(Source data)
*** Block opens ***

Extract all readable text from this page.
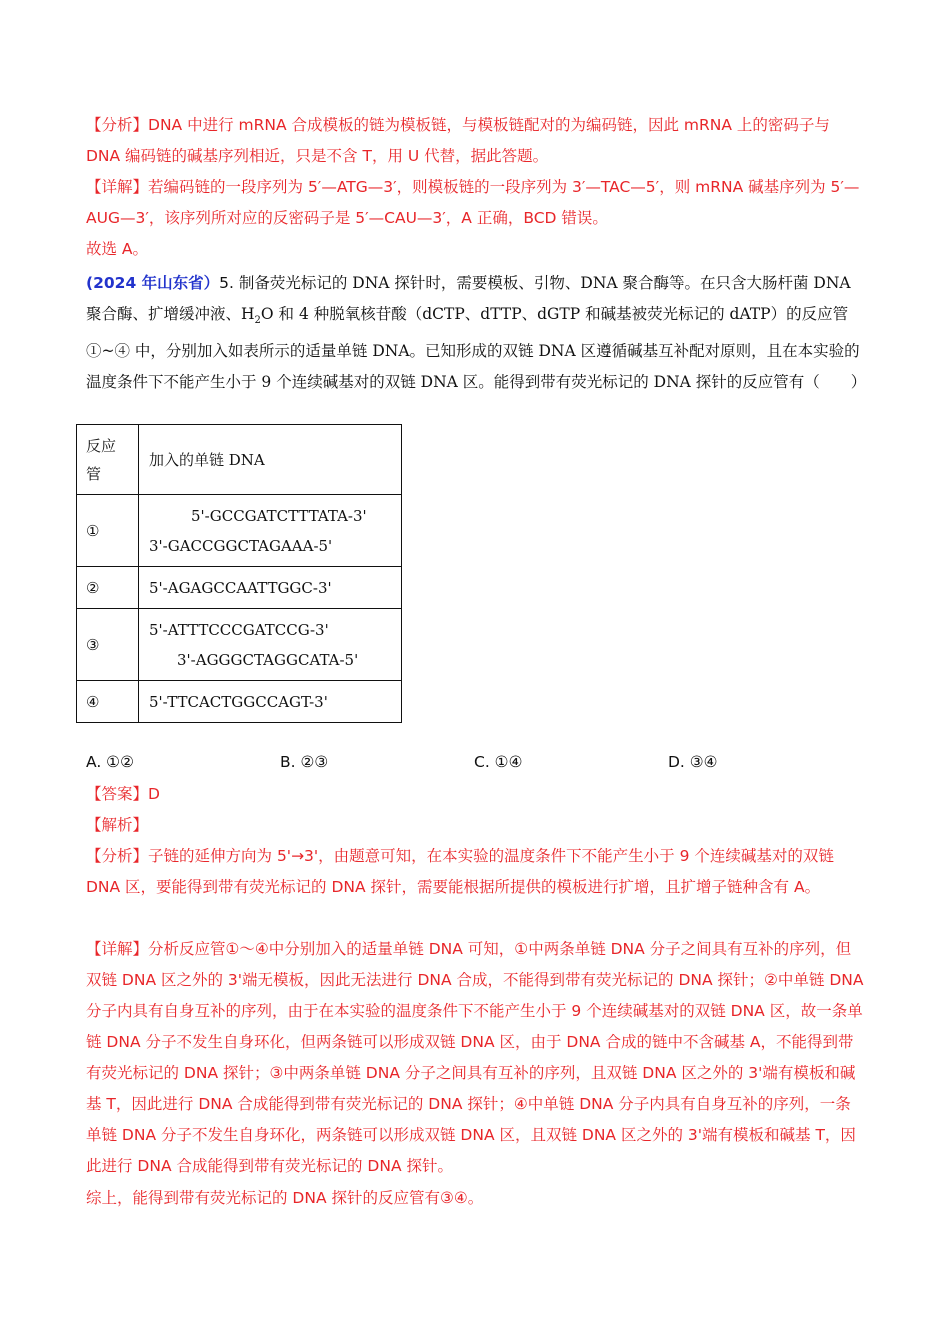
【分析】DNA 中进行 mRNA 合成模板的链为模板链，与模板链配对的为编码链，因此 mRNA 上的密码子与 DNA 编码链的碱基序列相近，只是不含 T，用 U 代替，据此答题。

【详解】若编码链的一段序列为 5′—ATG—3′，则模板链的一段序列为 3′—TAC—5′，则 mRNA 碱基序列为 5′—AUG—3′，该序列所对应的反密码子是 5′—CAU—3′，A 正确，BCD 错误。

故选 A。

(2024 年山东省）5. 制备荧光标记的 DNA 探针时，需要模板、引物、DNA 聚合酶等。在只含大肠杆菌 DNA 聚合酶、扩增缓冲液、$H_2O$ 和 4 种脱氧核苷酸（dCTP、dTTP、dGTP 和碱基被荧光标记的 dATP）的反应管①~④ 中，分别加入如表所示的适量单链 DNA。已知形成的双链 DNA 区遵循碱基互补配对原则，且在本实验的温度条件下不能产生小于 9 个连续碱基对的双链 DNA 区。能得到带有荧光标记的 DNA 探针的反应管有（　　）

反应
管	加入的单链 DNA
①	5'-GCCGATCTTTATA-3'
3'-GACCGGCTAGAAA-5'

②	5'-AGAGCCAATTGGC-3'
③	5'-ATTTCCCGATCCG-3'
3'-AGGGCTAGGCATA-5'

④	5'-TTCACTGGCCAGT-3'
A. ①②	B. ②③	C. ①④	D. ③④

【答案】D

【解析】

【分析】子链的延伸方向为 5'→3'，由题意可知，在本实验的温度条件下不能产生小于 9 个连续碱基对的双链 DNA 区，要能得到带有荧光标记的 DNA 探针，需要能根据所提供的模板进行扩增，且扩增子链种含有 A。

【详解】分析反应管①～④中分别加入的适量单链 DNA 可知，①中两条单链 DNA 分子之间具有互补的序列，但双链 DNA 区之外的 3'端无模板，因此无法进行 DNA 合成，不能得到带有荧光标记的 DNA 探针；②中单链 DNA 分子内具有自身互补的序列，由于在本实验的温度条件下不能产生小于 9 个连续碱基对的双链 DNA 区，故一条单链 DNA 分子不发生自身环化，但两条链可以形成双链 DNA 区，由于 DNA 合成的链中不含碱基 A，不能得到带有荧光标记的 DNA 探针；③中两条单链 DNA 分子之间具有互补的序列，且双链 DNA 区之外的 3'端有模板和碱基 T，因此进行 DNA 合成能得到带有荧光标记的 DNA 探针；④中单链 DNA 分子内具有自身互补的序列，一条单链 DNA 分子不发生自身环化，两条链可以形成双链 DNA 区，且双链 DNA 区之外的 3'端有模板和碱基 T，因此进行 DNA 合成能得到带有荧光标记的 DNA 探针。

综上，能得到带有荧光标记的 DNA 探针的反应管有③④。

*** Block closes ***
*** Block opens ***

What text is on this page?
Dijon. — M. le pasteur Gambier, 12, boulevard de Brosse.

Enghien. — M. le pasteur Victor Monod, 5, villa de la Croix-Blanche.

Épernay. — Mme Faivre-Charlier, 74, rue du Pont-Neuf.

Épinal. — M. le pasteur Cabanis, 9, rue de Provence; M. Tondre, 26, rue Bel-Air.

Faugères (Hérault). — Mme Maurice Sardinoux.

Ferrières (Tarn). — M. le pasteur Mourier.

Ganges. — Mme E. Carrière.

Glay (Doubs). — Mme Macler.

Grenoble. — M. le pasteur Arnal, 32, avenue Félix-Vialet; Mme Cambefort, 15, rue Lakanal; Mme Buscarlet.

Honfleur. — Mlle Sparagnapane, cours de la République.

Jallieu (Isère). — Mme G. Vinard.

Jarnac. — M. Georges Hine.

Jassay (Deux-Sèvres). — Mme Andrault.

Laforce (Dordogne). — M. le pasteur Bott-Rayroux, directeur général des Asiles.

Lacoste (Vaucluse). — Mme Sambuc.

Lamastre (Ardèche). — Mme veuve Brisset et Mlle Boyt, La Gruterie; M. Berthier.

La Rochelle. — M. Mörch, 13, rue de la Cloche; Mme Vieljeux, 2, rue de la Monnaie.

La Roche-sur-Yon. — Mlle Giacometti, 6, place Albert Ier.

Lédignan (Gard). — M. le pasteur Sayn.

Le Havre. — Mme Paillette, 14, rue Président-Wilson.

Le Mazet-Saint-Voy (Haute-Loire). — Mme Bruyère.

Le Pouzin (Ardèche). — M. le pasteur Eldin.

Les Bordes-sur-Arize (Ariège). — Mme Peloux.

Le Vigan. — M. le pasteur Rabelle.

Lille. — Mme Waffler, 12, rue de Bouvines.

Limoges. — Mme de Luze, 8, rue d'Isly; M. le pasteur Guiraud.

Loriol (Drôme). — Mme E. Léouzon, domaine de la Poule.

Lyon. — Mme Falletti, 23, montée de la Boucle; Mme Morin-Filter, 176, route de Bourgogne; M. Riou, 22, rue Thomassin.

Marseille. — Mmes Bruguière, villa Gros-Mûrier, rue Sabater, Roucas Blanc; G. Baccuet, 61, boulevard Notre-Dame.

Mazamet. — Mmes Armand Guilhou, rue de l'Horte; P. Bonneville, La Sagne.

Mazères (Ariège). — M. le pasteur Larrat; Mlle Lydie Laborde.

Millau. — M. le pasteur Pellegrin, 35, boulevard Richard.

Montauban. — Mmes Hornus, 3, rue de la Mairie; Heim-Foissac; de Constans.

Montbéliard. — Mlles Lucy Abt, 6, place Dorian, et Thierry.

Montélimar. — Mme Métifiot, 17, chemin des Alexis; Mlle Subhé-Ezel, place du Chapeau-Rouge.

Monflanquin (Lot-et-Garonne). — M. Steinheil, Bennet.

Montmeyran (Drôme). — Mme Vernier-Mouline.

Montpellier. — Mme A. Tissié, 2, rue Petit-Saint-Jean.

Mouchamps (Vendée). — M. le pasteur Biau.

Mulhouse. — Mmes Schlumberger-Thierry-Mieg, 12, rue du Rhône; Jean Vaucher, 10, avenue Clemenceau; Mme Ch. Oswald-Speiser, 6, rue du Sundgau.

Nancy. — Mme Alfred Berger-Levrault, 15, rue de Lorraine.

*** Block closes ***
*** Block opens ***

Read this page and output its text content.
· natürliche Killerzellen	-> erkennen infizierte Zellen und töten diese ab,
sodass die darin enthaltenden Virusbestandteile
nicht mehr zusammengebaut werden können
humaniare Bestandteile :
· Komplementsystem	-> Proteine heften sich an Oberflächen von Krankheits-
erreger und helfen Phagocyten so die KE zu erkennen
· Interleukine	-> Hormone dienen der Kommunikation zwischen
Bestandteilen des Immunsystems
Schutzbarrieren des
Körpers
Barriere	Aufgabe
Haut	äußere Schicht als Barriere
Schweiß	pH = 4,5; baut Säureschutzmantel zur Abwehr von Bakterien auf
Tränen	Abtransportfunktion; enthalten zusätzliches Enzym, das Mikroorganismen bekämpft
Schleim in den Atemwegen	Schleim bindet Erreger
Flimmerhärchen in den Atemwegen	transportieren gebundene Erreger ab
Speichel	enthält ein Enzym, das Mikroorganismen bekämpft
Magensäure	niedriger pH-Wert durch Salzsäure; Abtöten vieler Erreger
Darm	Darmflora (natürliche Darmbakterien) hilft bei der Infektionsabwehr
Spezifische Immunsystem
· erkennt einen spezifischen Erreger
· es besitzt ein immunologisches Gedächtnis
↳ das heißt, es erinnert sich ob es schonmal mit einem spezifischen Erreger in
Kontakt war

*** Block closes ***

Give the count of lines in the data shown above that contain "natürliche", and nothing else.

2